- Set exercise
Determine how many lines in the entries below include "فئات". The reply should be that number and nothing else.

+-------+

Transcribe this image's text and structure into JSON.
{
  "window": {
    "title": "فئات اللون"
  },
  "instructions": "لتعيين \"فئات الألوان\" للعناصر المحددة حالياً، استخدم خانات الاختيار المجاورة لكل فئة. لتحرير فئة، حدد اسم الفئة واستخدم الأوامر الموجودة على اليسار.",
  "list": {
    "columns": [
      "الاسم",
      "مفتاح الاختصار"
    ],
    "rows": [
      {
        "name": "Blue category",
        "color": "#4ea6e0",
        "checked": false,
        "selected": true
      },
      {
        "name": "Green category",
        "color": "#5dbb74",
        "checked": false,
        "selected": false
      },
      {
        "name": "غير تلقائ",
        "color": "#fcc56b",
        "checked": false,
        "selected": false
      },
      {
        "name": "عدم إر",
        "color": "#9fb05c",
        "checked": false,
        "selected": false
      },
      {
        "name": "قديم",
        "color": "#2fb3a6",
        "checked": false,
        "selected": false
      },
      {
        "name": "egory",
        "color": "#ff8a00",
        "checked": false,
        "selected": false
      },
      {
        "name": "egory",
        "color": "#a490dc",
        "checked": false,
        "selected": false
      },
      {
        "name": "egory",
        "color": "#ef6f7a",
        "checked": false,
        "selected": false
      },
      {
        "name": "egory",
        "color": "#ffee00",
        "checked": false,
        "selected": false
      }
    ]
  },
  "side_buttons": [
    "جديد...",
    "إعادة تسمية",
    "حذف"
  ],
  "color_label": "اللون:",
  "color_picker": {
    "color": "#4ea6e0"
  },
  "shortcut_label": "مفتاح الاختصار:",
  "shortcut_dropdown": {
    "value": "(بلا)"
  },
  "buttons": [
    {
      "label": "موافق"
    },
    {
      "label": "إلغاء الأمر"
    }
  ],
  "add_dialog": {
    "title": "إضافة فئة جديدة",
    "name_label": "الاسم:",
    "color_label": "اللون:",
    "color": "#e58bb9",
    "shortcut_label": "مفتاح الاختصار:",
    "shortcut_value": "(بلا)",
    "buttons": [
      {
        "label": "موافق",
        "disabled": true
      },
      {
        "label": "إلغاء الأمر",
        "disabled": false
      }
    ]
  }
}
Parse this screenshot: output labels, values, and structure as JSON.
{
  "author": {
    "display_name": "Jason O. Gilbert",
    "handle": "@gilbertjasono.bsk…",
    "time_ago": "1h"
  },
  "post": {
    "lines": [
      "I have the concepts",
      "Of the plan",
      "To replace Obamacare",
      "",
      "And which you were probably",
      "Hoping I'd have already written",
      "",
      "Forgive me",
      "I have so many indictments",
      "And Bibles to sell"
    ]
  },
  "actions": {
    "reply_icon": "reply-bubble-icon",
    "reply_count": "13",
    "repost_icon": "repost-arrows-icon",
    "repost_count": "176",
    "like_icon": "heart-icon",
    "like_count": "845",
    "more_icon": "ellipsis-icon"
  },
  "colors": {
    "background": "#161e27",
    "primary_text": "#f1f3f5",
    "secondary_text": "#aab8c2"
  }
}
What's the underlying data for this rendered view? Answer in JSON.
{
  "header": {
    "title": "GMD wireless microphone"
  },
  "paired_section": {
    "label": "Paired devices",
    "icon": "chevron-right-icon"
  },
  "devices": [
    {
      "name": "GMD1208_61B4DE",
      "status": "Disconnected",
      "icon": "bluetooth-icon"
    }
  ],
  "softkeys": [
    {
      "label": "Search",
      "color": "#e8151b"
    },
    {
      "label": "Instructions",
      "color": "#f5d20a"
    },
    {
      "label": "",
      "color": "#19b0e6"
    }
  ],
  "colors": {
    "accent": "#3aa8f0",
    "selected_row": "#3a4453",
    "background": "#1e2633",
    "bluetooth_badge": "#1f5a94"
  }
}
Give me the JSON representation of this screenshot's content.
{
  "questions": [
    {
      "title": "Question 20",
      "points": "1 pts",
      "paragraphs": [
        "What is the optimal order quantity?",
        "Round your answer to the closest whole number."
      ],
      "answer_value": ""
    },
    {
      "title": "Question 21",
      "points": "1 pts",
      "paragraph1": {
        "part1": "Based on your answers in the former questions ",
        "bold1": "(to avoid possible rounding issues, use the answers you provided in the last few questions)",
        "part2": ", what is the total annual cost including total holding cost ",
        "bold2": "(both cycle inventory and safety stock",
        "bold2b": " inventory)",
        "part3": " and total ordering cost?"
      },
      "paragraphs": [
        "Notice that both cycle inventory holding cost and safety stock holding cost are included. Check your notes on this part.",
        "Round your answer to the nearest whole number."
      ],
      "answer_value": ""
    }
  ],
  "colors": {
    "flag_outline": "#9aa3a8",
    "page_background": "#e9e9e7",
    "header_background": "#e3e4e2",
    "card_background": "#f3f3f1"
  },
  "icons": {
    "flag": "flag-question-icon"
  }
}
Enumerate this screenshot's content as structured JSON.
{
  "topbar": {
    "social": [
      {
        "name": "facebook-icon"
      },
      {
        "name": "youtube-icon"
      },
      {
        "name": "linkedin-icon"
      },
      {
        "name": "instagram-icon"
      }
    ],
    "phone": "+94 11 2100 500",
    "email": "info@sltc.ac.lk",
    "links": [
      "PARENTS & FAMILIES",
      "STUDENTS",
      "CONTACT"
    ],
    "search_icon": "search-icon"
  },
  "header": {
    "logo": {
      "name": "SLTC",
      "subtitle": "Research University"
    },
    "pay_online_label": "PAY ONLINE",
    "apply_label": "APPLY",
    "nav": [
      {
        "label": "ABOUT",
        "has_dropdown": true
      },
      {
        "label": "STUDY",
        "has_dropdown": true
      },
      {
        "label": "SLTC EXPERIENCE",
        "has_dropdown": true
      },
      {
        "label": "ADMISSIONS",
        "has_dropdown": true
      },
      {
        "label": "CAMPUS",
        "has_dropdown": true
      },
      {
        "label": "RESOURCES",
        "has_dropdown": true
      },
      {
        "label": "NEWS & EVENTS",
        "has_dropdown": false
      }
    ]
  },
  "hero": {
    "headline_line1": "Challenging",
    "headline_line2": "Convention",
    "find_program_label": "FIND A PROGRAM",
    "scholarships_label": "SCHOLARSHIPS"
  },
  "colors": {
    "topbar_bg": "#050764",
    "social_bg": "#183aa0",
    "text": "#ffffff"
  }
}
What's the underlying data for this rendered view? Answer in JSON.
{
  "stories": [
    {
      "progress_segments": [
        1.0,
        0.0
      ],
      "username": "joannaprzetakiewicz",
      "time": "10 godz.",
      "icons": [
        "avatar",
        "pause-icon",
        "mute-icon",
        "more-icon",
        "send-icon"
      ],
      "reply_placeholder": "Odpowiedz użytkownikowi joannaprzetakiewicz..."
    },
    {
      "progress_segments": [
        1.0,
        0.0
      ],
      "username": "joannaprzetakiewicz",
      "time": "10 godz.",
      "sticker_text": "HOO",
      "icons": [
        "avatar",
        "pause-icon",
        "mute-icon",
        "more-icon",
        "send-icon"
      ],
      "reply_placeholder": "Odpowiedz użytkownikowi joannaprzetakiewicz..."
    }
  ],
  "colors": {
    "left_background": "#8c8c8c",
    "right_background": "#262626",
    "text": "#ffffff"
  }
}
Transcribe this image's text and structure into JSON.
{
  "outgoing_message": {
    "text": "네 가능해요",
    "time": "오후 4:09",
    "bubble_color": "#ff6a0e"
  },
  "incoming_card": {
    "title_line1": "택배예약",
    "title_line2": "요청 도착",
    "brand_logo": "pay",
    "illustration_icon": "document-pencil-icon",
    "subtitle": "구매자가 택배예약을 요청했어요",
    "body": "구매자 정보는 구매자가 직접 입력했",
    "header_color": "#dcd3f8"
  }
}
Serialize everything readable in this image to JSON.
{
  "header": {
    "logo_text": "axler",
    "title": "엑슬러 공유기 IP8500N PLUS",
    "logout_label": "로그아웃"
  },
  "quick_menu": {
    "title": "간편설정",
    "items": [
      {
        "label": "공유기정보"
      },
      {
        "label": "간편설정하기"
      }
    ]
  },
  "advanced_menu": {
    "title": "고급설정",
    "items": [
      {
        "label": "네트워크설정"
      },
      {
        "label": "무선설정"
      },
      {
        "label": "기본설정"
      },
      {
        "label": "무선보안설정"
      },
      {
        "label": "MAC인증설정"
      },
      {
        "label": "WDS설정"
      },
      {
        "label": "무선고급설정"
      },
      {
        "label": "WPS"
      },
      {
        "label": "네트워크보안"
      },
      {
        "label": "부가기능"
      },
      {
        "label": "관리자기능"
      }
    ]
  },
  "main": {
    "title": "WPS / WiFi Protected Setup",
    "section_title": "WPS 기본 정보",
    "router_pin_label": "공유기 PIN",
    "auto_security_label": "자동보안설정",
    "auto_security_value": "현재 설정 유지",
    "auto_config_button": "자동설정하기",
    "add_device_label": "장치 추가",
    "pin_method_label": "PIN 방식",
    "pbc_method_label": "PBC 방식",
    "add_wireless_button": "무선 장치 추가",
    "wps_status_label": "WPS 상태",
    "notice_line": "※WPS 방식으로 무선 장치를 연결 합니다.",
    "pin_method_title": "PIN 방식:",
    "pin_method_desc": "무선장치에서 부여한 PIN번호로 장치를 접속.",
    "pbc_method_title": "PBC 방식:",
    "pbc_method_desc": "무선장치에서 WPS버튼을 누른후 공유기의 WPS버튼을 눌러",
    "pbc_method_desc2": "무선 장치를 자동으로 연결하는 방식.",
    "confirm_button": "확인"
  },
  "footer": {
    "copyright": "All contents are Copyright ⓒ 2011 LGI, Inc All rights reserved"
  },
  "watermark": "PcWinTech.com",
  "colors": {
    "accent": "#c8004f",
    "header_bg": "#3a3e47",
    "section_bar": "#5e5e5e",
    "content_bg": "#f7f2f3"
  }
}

+-------+

- Result
2